═══ Records supplied

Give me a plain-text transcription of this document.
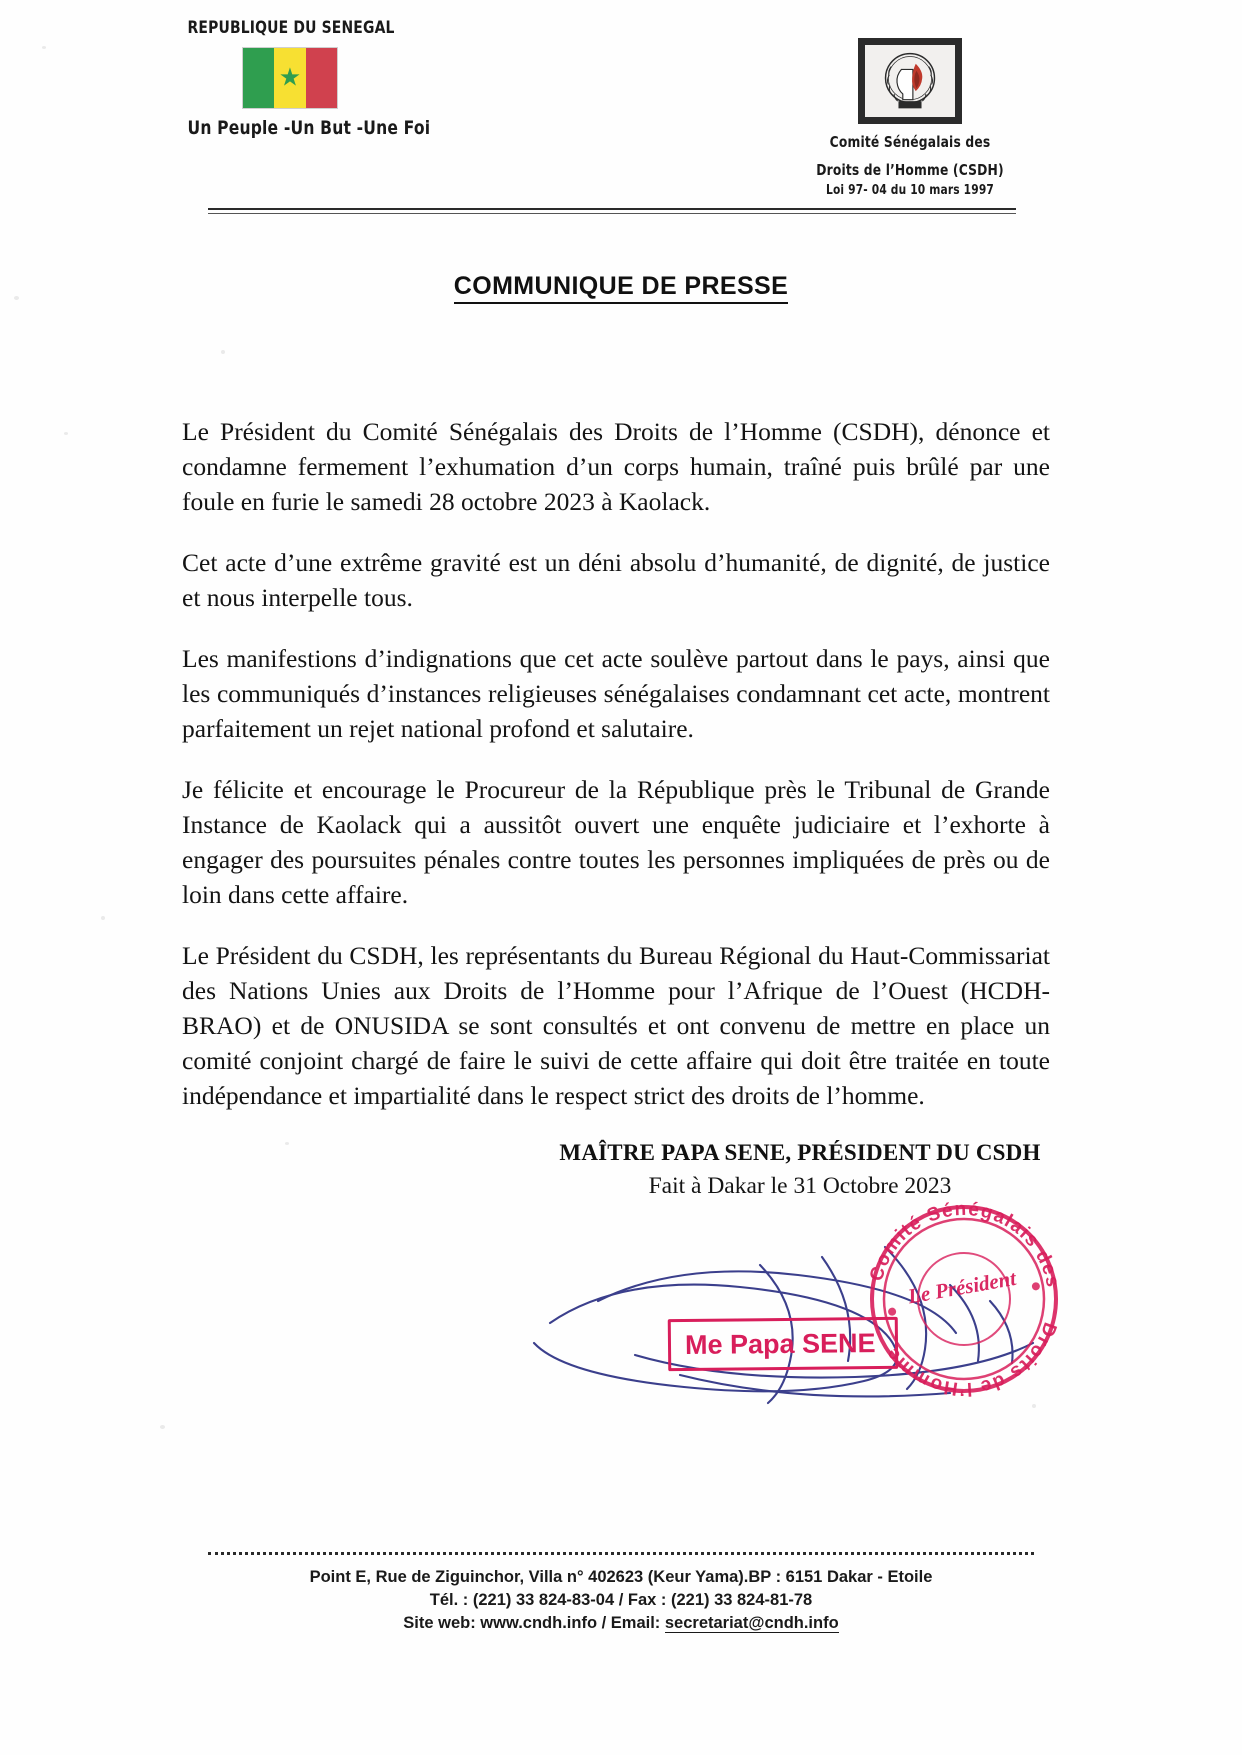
REPUBLIQUE DU SENEGAL
★
Un Peuple -Un But -Une Foi
Comité Sénégalais des
Droits de l’Homme (CSDH)
Loi 97- 04 du 10 mars 1997
COMMUNIQUE DE PRESSE

Le Président du Comité Sénégalais des Droits de l’Homme (CSDH), dénonce et condamne fermement l’exhumation d’un corps humain, traîné puis brûlé par une foule en furie le samedi 28 octobre 2023 à Kaolack.

Cet acte d’une extrême gravité est un déni absolu d’humanité, de dignité, de justice et nous interpelle tous.

Les manifestions d’indignations que cet acte soulève partout dans le pays, ainsi que les communiqués d’instances religieuses sénégalaises condamnant cet acte, montrent parfaitement un rejet national profond et salutaire.

Je félicite et encourage le Procureur de la République près le Tribunal de Grande Instance de Kaolack qui a aussitôt ouvert une enquête judiciaire et l’exhorte à engager des poursuites pénales contre toutes les personnes impliquées de près ou de loin dans cette affaire.

Le Président du CSDH, les représentants du Bureau Régional du Haut-Commissariat des Nations Unies aux Droits de l’Homme pour l’Afrique de l’Ouest (HCDH-BRAO) et de ONUSIDA se sont consultés et ont convenu de mettre en place un comité conjoint chargé de faire le suivi de cette affaire qui doit être traitée en toute indépendance et impartialité dans le respect strict des droits de l’homme.

MAÎTRE PAPA SENE, PRÉSIDENT DU CSDH
Fait à Dakar le 31 Octobre 2023
Comité Sénégalais des
Droits de l’Homme
Le Président
Me Papa SENE
Point E, Rue de Ziguinchor, Villa n° 402623 (Keur Yama).BP : 6151 Dakar - Etoile
Tél. : (221) 33 824-83-04 / Fax : (221) 33 824-81-78
Site web: www.cndh.info / Email: secretariat@cndh.info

══════

* What you need to do: Retype each line of the listing above word for word. Exclude the pictures.

* Output for this task:
Give me a plain-text transcription of this document.
REPUBLIQUE DU SENEGAL
★
Un Peuple -Un But -Une Foi
Comité Sénégalais des
Droits de l’Homme (CSDH)
Loi 97- 04 du 10 mars 1997
COMMUNIQUE DE PRESSE

Le Président du Comité Sénégalais des Droits de l’Homme (CSDH), dénonce et condamne fermement l’exhumation d’un corps humain, traîné puis brûlé par une foule en furie le samedi 28 octobre 2023 à Kaolack.

Cet acte d’une extrême gravité est un déni absolu d’humanité, de dignité, de justice et nous interpelle tous.

Les manifestions d’indignations que cet acte soulève partout dans le pays, ainsi que les communiqués d’instances religieuses sénégalaises condamnant cet acte, montrent parfaitement un rejet national profond et salutaire.

Je félicite et encourage le Procureur de la République près le Tribunal de Grande Instance de Kaolack qui a aussitôt ouvert une enquête judiciaire et l’exhorte à engager des poursuites pénales contre toutes les personnes impliquées de près ou de loin dans cette affaire.

Le Président du CSDH, les représentants du Bureau Régional du Haut-Commissariat des Nations Unies aux Droits de l’Homme pour l’Afrique de l’Ouest (HCDH-BRAO) et de ONUSIDA se sont consultés et ont convenu de mettre en place un comité conjoint chargé de faire le suivi de cette affaire qui doit être traitée en toute indépendance et impartialité dans le respect strict des droits de l’homme.

MAÎTRE PAPA SENE, PRÉSIDENT DU CSDH
Fait à Dakar le 31 Octobre 2023
Comité Sénégalais des
Droits de l’Homme
Le Président
Me Papa SENE
Point E, Rue de Ziguinchor, Villa n° 402623 (Keur Yama).BP : 6151 Dakar - Etoile
Tél. : (221) 33 824-83-04 / Fax : (221) 33 824-81-78
Site web: www.cndh.info / Email: secretariat@cndh.info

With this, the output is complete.